Collected data entries
━━━━━━━━━━━━━━━━
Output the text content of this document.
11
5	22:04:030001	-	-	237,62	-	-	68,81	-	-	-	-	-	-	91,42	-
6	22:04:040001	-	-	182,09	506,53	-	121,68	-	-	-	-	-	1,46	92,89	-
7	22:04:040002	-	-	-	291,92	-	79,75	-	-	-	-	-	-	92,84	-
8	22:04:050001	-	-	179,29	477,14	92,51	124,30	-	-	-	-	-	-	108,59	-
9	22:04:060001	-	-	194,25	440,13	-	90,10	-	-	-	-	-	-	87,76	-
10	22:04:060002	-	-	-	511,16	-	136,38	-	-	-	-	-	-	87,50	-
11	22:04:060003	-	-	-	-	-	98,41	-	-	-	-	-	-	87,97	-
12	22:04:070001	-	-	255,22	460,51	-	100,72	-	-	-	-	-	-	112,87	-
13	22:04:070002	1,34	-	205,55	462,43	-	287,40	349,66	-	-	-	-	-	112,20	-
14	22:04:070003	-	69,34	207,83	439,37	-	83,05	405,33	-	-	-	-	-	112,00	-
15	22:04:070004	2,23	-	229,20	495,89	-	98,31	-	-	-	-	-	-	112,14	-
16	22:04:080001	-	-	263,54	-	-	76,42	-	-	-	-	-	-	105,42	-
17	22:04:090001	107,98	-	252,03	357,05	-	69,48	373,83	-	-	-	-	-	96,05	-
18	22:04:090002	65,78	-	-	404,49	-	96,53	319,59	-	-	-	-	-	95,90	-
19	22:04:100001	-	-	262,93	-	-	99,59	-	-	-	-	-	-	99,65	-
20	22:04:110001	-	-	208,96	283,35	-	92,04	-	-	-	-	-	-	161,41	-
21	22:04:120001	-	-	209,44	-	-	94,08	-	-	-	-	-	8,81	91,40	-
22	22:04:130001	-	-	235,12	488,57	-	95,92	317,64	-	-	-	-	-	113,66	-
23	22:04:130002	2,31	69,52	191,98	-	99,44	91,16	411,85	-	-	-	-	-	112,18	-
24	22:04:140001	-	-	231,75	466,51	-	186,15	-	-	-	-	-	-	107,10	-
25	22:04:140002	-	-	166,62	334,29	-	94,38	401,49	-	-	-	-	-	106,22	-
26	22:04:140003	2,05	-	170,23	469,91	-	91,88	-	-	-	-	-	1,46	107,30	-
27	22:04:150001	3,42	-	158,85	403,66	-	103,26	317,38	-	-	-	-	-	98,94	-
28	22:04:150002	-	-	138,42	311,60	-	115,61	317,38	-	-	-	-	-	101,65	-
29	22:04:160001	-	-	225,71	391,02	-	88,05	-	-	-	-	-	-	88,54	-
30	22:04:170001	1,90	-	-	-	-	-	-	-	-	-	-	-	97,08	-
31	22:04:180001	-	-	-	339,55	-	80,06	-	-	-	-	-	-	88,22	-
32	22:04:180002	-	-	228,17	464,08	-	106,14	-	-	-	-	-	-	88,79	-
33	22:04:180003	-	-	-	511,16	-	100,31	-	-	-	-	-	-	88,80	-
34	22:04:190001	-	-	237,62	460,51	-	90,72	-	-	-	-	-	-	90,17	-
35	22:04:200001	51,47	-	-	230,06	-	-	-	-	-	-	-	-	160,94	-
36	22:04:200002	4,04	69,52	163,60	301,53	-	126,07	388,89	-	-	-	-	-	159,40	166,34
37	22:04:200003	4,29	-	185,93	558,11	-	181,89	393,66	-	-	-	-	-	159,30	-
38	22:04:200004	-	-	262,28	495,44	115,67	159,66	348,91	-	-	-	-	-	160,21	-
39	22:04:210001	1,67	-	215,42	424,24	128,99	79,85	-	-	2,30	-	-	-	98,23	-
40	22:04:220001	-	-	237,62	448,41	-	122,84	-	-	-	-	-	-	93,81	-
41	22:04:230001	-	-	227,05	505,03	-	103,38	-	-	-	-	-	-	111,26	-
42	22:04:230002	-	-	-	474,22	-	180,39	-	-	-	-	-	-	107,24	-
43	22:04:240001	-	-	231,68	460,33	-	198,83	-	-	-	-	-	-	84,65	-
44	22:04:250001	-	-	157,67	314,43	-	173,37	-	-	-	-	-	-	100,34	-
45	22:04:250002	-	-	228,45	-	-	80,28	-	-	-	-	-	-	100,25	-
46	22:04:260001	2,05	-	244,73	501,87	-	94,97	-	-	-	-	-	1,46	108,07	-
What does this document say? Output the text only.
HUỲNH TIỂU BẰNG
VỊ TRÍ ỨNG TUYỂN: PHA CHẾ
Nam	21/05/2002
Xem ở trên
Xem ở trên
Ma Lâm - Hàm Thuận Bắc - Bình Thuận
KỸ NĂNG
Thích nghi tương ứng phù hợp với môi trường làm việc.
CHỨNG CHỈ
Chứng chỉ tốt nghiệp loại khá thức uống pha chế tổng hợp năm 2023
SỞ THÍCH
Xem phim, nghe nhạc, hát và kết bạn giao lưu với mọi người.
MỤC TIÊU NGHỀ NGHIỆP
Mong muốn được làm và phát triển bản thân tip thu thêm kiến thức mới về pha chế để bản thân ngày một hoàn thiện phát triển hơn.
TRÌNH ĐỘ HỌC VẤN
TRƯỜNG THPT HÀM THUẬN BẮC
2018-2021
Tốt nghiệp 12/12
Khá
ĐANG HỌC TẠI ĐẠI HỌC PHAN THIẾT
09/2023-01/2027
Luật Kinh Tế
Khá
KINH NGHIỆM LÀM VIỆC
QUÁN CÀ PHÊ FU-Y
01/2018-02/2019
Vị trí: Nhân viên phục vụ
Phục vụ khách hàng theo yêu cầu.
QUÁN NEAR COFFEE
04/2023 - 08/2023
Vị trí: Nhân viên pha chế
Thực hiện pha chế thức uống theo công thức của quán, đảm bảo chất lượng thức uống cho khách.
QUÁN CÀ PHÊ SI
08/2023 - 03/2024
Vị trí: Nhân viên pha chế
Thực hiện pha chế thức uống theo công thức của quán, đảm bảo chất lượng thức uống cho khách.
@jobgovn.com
━━━━━━━━━━━━━━━━
Task prompt>
Extract all of the data shown above without alteration.

Complete response>
Output the text content of this document.
11
5	22:04:030001	-	-	237,62	-	-	68,81	-	-	-	-	-	-	91,42	-
6	22:04:040001	-	-	182,09	506,53	-	121,68	-	-	-	-	-	1,46	92,89	-
7	22:04:040002	-	-	-	291,92	-	79,75	-	-	-	-	-	-	92,84	-
8	22:04:050001	-	-	179,29	477,14	92,51	124,30	-	-	-	-	-	-	108,59	-
9	22:04:060001	-	-	194,25	440,13	-	90,10	-	-	-	-	-	-	87,76	-
10	22:04:060002	-	-	-	511,16	-	136,38	-	-	-	-	-	-	87,50	-
11	22:04:060003	-	-	-	-	-	98,41	-	-	-	-	-	-	87,97	-
12	22:04:070001	-	-	255,22	460,51	-	100,72	-	-	-	-	-	-	112,87	-
13	22:04:070002	1,34	-	205,55	462,43	-	287,40	349,66	-	-	-	-	-	112,20	-
14	22:04:070003	-	69,34	207,83	439,37	-	83,05	405,33	-	-	-	-	-	112,00	-
15	22:04:070004	2,23	-	229,20	495,89	-	98,31	-	-	-	-	-	-	112,14	-
16	22:04:080001	-	-	263,54	-	-	76,42	-	-	-	-	-	-	105,42	-
17	22:04:090001	107,98	-	252,03	357,05	-	69,48	373,83	-	-	-	-	-	96,05	-
18	22:04:090002	65,78	-	-	404,49	-	96,53	319,59	-	-	-	-	-	95,90	-
19	22:04:100001	-	-	262,93	-	-	99,59	-	-	-	-	-	-	99,65	-
20	22:04:110001	-	-	208,96	283,35	-	92,04	-	-	-	-	-	-	161,41	-
21	22:04:120001	-	-	209,44	-	-	94,08	-	-	-	-	-	8,81	91,40	-
22	22:04:130001	-	-	235,12	488,57	-	95,92	317,64	-	-	-	-	-	113,66	-
23	22:04:130002	2,31	69,52	191,98	-	99,44	91,16	411,85	-	-	-	-	-	112,18	-
24	22:04:140001	-	-	231,75	466,51	-	186,15	-	-	-	-	-	-	107,10	-
25	22:04:140002	-	-	166,62	334,29	-	94,38	401,49	-	-	-	-	-	106,22	-
26	22:04:140003	2,05	-	170,23	469,91	-	91,88	-	-	-	-	-	1,46	107,30	-
27	22:04:150001	3,42	-	158,85	403,66	-	103,26	317,38	-	-	-	-	-	98,94	-
28	22:04:150002	-	-	138,42	311,60	-	115,61	317,38	-	-	-	-	-	101,65	-
29	22:04:160001	-	-	225,71	391,02	-	88,05	-	-	-	-	-	-	88,54	-
30	22:04:170001	1,90	-	-	-	-	-	-	-	-	-	-	-	97,08	-
31	22:04:180001	-	-	-	339,55	-	80,06	-	-	-	-	-	-	88,22	-
32	22:04:180002	-	-	228,17	464,08	-	106,14	-	-	-	-	-	-	88,79	-
33	22:04:180003	-	-	-	511,16	-	100,31	-	-	-	-	-	-	88,80	-
34	22:04:190001	-	-	237,62	460,51	-	90,72	-	-	-	-	-	-	90,17	-
35	22:04:200001	51,47	-	-	230,06	-	-	-	-	-	-	-	-	160,94	-
36	22:04:200002	4,04	69,52	163,60	301,53	-	126,07	388,89	-	-	-	-	-	159,40	166,34
37	22:04:200003	4,29	-	185,93	558,11	-	181,89	393,66	-	-	-	-	-	159,30	-
38	22:04:200004	-	-	262,28	495,44	115,67	159,66	348,91	-	-	-	-	-	160,21	-
39	22:04:210001	1,67	-	215,42	424,24	128,99	79,85	-	-	2,30	-	-	-	98,23	-
40	22:04:220001	-	-	237,62	448,41	-	122,84	-	-	-	-	-	-	93,81	-
41	22:04:230001	-	-	227,05	505,03	-	103,38	-	-	-	-	-	-	111,26	-
42	22:04:230002	-	-	-	474,22	-	180,39	-	-	-	-	-	-	107,24	-
43	22:04:240001	-	-	231,68	460,33	-	198,83	-	-	-	-	-	-	84,65	-
44	22:04:250001	-	-	157,67	314,43	-	173,37	-	-	-	-	-	-	100,34	-
45	22:04:250002	-	-	228,45	-	-	80,28	-	-	-	-	-	-	100,25	-
46	22:04:260001	2,05	-	244,73	501,87	-	94,97	-	-	-	-	-	1,46	108,07	-
What does this document say? Output the text only.
HUỲNH TIỂU BẰNG
VỊ TRÍ ỨNG TUYỂN: PHA CHẾ
Nam	21/05/2002
Xem ở trên
Xem ở trên
Ma Lâm - Hàm Thuận Bắc - Bình Thuận
KỸ NĂNG
Thích nghi tương ứng phù hợp với môi trường làm việc.
CHỨNG CHỈ
Chứng chỉ tốt nghiệp loại khá thức uống pha chế tổng hợp năm 2023
SỞ THÍCH
Xem phim, nghe nhạc, hát và kết bạn giao lưu với mọi người.
MỤC TIÊU NGHỀ NGHIỆP
Mong muốn được làm và phát triển bản thân tip thu thêm kiến thức mới về pha chế để bản thân ngày một hoàn thiện phát triển hơn.
TRÌNH ĐỘ HỌC VẤN
TRƯỜNG THPT HÀM THUẬN BẮC
2018-2021
Tốt nghiệp 12/12
Khá
ĐANG HỌC TẠI ĐẠI HỌC PHAN THIẾT
09/2023-01/2027
Luật Kinh Tế
Khá
KINH NGHIỆM LÀM VIỆC
QUÁN CÀ PHÊ FU-Y
01/2018-02/2019
Vị trí: Nhân viên phục vụ
Phục vụ khách hàng theo yêu cầu.
QUÁN NEAR COFFEE
04/2023 - 08/2023
Vị trí: Nhân viên pha chế
Thực hiện pha chế thức uống theo công thức của quán, đảm bảo chất lượng thức uống cho khách.
QUÁN CÀ PHÊ SI
08/2023 - 03/2024
Vị trí: Nhân viên pha chế
Thực hiện pha chế thức uống theo công thức của quán, đảm bảo chất lượng thức uống cho khách.
@jobgovn.com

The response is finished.